(Records contained in a dataset)
%%

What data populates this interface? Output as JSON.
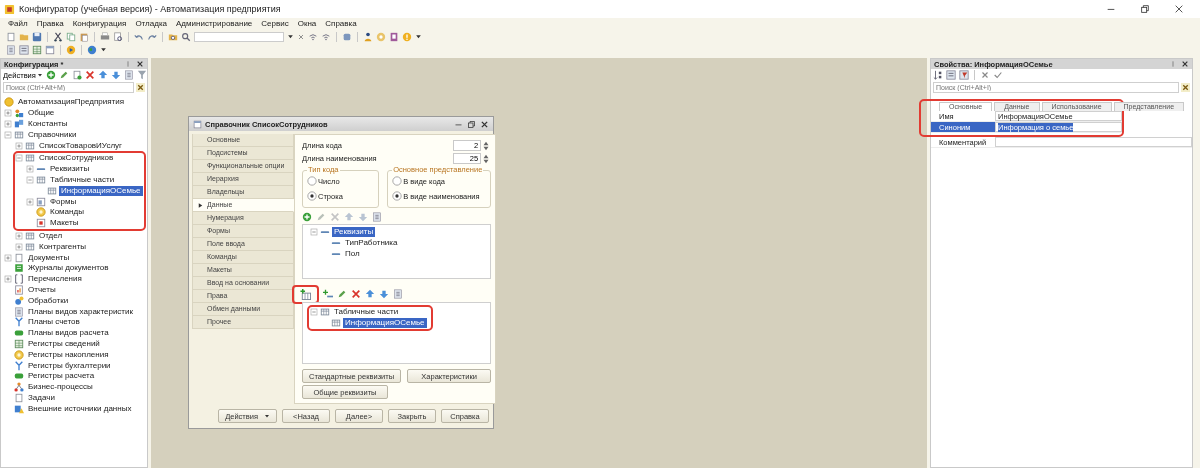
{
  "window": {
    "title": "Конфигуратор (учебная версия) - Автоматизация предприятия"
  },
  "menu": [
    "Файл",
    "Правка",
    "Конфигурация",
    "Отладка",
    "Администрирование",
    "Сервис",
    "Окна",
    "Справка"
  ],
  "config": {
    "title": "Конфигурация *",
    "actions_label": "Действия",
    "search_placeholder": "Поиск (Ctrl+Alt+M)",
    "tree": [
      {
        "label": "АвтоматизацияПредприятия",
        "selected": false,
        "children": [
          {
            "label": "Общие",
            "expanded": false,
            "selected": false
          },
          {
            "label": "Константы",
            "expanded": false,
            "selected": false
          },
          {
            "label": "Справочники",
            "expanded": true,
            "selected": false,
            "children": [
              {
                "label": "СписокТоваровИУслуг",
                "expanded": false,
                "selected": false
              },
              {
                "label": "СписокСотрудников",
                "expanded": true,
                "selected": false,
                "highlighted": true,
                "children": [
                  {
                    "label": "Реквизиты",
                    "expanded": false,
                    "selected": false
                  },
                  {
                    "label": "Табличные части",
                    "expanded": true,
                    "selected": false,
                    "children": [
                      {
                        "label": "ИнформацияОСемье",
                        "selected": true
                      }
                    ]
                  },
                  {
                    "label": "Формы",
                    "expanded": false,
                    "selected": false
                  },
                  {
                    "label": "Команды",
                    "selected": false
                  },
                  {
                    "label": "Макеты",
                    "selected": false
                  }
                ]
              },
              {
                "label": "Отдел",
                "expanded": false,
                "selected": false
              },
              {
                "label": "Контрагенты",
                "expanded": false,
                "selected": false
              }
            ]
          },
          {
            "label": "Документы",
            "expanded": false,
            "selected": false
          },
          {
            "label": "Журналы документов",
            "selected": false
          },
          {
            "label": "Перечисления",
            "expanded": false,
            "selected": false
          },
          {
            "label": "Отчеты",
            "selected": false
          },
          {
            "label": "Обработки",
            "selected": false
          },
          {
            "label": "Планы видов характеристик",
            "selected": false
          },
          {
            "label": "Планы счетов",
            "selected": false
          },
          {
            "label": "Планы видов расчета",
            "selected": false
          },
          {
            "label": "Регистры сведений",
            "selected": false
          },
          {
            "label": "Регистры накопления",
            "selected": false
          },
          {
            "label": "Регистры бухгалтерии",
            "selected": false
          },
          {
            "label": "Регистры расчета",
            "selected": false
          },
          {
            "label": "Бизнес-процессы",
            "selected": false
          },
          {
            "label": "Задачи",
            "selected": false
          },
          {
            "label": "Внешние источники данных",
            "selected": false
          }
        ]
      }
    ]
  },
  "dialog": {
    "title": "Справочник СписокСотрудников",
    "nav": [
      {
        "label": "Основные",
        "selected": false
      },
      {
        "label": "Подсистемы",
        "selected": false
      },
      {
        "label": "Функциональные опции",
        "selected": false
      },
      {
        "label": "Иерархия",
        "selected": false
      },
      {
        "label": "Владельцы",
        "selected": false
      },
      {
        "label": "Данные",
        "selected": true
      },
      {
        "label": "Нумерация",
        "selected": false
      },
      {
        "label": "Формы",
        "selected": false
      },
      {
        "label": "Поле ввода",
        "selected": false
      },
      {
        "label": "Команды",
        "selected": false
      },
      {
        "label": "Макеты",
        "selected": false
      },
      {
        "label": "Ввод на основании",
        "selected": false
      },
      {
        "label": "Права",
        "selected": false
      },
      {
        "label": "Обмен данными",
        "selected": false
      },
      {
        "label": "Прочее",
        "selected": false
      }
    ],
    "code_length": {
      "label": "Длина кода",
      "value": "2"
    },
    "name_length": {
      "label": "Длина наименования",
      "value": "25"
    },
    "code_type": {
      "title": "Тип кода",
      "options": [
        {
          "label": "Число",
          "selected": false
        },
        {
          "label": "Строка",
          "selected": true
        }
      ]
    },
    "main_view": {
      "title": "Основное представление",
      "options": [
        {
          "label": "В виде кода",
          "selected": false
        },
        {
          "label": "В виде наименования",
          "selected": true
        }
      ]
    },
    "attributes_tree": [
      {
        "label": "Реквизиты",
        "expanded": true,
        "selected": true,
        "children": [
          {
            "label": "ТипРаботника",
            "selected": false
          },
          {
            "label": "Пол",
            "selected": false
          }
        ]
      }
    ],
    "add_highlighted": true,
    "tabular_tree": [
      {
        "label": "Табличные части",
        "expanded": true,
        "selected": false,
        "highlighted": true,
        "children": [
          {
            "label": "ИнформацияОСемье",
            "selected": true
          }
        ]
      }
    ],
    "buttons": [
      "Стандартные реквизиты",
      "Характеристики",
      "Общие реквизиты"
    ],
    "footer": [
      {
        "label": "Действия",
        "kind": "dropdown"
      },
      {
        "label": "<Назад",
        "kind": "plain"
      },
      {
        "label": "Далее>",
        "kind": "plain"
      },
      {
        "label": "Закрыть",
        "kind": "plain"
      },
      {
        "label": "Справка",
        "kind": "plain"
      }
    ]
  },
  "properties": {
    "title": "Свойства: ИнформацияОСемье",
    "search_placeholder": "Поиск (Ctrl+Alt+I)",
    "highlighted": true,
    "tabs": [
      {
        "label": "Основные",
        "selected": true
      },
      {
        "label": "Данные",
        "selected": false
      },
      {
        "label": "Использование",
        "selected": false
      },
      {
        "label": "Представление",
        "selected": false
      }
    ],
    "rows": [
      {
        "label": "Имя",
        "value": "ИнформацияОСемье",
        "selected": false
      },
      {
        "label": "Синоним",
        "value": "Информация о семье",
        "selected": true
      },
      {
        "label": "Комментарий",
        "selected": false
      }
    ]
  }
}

%%
%%

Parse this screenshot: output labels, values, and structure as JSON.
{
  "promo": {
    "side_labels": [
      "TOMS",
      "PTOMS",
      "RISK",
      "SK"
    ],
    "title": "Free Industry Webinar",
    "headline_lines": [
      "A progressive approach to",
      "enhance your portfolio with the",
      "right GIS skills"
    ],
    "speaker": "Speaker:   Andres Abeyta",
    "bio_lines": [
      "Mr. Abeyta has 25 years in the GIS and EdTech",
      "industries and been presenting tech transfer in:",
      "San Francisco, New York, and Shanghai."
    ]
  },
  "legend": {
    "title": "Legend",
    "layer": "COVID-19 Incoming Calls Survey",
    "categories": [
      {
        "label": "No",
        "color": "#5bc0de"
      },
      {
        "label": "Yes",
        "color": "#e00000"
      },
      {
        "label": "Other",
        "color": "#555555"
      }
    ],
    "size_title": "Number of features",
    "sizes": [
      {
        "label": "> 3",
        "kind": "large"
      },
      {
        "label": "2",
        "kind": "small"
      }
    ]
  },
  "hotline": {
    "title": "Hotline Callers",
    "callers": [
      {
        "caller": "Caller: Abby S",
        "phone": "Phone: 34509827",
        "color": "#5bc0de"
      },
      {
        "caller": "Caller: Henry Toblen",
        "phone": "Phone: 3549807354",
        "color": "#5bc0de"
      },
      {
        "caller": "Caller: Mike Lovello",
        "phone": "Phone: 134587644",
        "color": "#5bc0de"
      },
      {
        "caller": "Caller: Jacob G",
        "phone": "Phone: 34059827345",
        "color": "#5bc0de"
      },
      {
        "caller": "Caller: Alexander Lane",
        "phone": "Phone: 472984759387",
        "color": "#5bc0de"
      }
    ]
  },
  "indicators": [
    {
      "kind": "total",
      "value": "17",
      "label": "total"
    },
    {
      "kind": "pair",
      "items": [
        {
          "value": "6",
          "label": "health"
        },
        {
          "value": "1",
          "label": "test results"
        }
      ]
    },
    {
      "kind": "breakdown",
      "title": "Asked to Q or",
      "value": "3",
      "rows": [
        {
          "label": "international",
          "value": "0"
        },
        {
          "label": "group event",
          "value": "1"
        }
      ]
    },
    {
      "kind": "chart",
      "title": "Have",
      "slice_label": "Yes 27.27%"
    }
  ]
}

%%

§ **PROBLEM TO SOLVE**: In the records above, locate every line with the string "Ctrl" and copy it.

§ **THE ANSWER**:
    "search_placeholder": "Поиск (Ctrl+Alt+M)",
    "search_placeholder": "Поиск (Ctrl+Alt+I)",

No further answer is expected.